Short exercise: Pick out every line in the data below that contains the word "Indique", and copy each of those lines in full.
☆ ☆ ☆
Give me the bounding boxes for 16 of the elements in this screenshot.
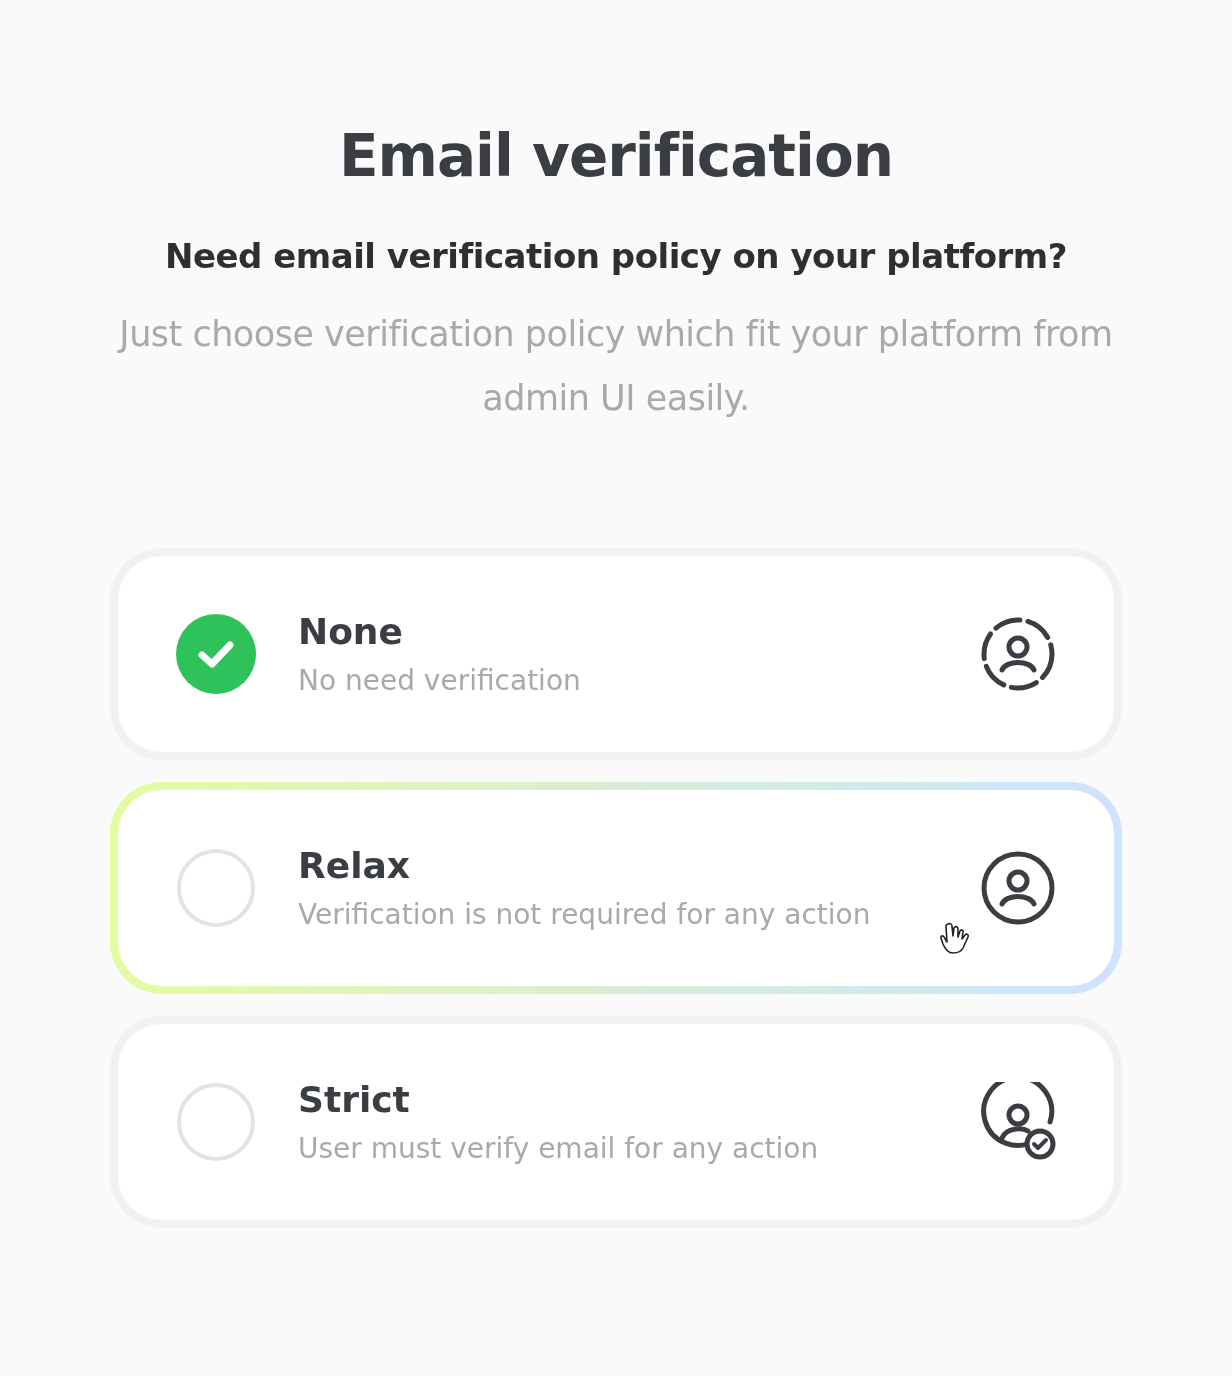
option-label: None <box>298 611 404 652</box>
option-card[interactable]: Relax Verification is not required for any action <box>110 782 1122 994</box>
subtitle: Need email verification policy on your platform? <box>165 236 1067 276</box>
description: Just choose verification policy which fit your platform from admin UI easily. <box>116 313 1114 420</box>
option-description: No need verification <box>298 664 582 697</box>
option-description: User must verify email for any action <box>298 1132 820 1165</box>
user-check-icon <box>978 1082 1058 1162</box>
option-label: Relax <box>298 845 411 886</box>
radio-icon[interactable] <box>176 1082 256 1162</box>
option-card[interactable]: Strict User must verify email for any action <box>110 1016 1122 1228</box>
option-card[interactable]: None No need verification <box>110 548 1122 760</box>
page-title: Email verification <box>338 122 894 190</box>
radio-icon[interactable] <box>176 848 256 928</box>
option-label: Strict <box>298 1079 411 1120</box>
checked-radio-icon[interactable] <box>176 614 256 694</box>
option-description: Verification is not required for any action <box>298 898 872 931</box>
☆ ☆ ☆
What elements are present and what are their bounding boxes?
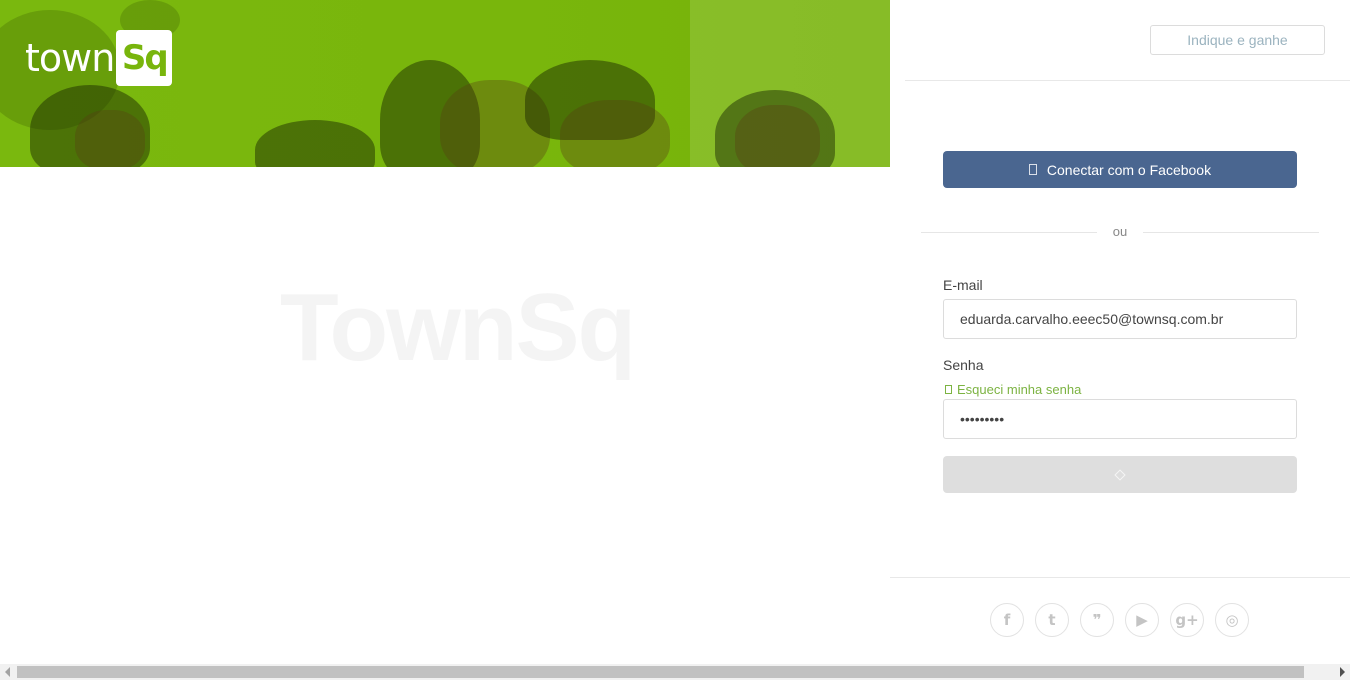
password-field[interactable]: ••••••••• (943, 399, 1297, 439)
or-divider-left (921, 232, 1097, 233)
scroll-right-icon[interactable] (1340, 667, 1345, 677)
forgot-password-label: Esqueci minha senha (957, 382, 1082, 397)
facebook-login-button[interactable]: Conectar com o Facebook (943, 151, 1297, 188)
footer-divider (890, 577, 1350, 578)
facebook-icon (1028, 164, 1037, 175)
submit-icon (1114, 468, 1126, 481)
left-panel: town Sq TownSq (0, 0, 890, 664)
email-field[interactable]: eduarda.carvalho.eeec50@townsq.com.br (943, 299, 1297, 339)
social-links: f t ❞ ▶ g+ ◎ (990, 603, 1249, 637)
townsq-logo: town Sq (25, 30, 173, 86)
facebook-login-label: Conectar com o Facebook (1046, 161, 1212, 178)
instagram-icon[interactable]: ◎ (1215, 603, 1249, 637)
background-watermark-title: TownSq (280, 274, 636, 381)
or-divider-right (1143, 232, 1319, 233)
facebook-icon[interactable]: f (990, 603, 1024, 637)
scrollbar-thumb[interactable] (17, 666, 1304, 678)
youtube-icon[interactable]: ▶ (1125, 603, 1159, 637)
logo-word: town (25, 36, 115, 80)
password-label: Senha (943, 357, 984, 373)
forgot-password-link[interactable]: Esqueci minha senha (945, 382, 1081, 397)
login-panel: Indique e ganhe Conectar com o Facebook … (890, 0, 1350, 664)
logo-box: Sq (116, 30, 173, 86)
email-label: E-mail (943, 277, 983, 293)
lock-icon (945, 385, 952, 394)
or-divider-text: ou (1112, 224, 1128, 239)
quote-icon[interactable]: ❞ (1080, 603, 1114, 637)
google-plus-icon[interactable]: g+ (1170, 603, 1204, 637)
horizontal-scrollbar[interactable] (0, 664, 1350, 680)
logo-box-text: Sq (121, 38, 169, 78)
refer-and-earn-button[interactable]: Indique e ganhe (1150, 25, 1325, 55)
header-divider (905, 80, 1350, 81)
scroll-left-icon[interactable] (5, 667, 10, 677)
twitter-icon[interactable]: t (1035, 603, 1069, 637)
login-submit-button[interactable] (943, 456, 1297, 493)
☆ ☆ ☆
Answer in full:
login-panel: Indique e ganhe Conectar com o Facebook … (890, 0, 1350, 664)
refer-and-earn-button[interactable]: Indique e ganhe (1150, 25, 1325, 55)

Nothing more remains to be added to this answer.